__MATERIAL SUPPLIED__:
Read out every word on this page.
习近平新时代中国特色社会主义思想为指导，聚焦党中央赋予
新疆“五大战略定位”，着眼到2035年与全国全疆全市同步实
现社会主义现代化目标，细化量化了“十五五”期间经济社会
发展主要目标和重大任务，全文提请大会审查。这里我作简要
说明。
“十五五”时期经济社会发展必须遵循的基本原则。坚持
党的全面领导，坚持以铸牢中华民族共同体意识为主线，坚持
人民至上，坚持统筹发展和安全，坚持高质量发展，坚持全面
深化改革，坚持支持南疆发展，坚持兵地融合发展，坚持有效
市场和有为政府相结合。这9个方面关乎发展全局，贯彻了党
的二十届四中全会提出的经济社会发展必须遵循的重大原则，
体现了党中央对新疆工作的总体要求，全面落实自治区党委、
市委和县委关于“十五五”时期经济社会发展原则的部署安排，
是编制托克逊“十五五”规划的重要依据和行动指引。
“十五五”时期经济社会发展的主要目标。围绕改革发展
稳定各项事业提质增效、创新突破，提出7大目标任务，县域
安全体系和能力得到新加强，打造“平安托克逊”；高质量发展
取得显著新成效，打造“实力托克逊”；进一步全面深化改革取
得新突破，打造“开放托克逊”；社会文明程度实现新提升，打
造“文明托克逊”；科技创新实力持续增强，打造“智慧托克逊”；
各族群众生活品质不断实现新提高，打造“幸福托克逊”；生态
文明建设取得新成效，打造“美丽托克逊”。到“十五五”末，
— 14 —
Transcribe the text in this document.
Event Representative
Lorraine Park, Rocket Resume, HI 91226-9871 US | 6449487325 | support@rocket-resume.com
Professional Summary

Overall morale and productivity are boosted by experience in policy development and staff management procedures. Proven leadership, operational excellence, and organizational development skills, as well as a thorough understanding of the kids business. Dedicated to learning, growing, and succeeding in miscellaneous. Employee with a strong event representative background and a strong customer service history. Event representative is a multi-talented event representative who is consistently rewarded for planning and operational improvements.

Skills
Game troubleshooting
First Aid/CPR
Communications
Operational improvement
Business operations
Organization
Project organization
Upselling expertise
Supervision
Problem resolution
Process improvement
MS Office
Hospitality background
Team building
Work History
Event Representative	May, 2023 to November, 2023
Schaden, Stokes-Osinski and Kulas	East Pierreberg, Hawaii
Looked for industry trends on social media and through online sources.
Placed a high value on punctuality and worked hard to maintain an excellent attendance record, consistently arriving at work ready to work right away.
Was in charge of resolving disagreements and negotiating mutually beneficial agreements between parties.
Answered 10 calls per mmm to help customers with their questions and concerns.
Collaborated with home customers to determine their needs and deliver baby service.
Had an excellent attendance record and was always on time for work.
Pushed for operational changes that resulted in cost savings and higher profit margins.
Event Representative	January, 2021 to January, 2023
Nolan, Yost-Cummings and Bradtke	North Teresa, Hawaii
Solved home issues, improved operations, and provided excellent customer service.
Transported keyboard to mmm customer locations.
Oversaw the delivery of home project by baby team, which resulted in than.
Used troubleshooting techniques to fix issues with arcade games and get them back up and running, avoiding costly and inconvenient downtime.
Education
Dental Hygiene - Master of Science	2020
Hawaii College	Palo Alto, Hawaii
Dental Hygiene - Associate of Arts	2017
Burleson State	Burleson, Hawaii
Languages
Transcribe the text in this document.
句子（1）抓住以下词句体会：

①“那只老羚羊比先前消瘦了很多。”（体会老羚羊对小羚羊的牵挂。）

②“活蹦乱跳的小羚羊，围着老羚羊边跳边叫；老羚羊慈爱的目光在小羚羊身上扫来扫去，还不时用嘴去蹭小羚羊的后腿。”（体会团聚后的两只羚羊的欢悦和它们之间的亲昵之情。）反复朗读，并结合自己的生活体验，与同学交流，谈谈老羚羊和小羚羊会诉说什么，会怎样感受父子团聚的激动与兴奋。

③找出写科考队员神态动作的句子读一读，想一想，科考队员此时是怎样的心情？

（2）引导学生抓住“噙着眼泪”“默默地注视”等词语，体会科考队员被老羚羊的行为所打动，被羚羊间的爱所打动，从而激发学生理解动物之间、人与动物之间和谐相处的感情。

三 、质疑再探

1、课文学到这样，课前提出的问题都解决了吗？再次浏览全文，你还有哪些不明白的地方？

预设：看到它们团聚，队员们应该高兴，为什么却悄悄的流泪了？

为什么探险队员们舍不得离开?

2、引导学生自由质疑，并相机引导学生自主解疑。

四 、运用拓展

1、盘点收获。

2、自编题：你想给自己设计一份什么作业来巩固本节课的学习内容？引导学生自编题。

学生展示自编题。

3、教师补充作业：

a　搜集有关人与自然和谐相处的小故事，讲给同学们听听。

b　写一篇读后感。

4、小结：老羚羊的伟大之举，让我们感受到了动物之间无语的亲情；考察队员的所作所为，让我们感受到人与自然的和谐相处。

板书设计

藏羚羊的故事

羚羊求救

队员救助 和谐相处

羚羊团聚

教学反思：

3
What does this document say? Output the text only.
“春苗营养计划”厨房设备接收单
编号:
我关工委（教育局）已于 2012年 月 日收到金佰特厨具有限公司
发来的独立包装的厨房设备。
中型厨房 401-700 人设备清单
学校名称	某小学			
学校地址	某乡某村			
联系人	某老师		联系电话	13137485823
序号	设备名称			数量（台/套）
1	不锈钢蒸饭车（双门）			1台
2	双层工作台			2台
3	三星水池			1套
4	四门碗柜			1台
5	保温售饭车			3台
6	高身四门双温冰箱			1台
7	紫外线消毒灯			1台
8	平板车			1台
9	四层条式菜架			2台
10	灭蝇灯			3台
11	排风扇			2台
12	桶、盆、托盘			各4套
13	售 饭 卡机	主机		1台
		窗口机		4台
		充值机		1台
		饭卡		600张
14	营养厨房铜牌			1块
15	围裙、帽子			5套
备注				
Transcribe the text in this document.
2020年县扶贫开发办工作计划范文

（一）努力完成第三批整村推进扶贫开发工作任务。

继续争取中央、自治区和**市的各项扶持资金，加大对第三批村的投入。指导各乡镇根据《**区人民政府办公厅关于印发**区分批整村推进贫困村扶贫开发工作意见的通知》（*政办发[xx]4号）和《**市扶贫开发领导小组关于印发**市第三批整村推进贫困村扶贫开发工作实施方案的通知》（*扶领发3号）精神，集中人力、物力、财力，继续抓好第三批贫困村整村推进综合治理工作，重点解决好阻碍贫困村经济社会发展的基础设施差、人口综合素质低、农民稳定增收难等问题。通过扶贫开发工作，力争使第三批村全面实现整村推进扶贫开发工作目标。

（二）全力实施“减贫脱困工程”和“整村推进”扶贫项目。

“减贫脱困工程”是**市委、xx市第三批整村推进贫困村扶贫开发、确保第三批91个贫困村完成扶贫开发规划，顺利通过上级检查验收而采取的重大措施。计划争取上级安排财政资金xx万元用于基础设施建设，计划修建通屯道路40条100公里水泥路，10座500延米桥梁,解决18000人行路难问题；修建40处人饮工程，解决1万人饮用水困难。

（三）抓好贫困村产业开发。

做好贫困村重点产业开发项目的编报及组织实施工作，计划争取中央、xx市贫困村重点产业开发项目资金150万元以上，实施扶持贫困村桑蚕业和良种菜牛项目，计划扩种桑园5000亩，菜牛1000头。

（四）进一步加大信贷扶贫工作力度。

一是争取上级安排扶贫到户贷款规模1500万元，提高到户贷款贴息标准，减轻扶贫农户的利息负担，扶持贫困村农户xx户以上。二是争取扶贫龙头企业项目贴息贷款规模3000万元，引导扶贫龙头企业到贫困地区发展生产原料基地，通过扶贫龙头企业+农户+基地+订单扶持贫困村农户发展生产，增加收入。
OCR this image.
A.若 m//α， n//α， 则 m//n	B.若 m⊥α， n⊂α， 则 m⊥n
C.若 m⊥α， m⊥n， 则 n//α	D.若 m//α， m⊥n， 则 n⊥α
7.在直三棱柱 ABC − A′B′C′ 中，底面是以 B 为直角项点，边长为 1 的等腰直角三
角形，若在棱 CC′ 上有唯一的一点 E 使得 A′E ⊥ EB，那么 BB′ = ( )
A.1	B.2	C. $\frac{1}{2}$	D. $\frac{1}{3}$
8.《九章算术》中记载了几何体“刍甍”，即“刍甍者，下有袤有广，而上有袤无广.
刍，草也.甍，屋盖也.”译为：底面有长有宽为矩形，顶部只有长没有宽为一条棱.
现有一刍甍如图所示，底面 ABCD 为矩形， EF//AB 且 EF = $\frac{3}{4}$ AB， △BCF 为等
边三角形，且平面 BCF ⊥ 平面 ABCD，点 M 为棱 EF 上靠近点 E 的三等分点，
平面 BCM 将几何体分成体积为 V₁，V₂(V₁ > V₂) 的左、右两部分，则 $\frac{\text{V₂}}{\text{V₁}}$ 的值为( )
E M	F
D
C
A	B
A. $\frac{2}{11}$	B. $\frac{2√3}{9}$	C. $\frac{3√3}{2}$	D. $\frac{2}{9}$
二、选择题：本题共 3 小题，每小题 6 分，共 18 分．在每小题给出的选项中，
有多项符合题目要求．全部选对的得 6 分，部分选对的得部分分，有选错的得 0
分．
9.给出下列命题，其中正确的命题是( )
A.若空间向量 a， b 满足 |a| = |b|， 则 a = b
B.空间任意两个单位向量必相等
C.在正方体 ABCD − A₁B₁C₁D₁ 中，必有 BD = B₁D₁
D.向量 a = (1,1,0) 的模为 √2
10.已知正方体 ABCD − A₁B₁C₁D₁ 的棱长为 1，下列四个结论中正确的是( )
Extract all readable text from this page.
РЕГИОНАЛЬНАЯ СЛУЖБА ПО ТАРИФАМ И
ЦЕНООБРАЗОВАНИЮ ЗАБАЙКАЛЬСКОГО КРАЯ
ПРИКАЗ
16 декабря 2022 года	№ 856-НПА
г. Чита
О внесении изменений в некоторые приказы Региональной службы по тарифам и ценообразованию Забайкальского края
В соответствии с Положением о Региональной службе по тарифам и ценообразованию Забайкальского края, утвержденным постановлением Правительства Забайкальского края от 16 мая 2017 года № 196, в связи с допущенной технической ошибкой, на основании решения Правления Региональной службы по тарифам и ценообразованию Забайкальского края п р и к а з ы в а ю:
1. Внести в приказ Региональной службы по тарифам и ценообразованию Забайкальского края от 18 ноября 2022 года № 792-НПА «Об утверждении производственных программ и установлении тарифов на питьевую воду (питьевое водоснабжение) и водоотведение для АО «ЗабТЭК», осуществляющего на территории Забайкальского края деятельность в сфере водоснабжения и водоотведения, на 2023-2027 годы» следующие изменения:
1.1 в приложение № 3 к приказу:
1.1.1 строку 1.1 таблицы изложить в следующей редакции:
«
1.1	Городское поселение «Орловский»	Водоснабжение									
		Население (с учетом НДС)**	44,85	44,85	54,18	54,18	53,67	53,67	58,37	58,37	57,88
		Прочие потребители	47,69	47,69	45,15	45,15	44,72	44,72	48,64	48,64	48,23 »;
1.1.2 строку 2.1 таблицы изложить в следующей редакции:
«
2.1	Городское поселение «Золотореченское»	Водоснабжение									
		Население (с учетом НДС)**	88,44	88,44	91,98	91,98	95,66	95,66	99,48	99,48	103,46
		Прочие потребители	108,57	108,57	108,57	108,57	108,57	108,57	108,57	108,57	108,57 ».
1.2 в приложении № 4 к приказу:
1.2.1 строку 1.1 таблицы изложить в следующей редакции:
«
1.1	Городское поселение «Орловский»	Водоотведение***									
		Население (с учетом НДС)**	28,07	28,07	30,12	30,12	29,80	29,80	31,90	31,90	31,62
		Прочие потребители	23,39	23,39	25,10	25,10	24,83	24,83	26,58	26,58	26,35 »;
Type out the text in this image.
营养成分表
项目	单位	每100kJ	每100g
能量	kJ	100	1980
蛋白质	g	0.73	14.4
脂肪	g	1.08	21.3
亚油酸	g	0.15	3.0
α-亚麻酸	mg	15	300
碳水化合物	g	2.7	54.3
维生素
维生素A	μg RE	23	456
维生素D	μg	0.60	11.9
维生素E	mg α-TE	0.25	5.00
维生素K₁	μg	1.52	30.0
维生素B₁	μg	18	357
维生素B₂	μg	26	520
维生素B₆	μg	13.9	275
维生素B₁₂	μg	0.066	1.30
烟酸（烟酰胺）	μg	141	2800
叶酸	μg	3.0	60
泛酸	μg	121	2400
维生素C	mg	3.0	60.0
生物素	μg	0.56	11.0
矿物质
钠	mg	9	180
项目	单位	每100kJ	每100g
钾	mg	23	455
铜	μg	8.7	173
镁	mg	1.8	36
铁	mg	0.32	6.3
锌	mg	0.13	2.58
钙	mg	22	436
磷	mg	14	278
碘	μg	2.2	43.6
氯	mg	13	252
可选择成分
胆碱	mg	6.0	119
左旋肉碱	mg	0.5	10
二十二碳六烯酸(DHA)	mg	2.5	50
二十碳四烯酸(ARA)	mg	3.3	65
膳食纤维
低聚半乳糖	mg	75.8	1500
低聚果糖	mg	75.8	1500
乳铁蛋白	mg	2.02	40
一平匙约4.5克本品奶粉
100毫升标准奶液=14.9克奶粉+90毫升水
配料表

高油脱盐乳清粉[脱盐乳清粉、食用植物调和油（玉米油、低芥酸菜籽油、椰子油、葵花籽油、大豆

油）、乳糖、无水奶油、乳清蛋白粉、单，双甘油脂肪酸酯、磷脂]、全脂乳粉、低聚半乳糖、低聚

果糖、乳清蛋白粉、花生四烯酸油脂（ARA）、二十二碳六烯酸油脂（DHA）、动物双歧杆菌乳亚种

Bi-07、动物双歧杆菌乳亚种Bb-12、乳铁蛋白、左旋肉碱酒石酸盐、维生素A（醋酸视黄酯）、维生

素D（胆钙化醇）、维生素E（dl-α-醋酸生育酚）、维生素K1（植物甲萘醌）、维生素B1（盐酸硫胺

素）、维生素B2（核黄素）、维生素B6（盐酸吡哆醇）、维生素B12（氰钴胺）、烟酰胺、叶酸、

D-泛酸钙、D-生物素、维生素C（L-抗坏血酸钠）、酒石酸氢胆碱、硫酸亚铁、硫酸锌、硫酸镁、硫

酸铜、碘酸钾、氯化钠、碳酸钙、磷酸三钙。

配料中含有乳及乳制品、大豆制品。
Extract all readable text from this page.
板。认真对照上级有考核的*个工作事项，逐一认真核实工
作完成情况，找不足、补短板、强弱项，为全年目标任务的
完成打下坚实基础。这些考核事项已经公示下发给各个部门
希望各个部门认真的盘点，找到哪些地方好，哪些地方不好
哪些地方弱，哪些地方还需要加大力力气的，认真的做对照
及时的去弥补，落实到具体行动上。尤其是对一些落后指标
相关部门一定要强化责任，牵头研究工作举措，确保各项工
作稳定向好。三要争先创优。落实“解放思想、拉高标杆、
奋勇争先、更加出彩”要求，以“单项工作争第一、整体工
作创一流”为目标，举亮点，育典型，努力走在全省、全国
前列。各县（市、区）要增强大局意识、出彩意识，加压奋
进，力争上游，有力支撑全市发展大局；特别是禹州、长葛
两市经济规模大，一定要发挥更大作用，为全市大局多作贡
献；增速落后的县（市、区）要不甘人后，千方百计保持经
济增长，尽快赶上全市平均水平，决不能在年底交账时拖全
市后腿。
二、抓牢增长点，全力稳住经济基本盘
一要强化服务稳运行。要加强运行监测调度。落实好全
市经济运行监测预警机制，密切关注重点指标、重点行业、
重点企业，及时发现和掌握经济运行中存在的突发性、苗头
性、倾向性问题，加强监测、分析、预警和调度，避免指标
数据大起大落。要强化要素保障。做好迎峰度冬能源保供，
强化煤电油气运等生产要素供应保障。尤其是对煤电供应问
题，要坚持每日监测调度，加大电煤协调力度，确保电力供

__JOB__:
Using the listing above, gather each line that holds the string "their" and copy it.

__RESPONSE__:
Answered 10 calls per mmm to help customers with their questions and concerns.
Collaborated with home customers to determine their needs and deliver baby service.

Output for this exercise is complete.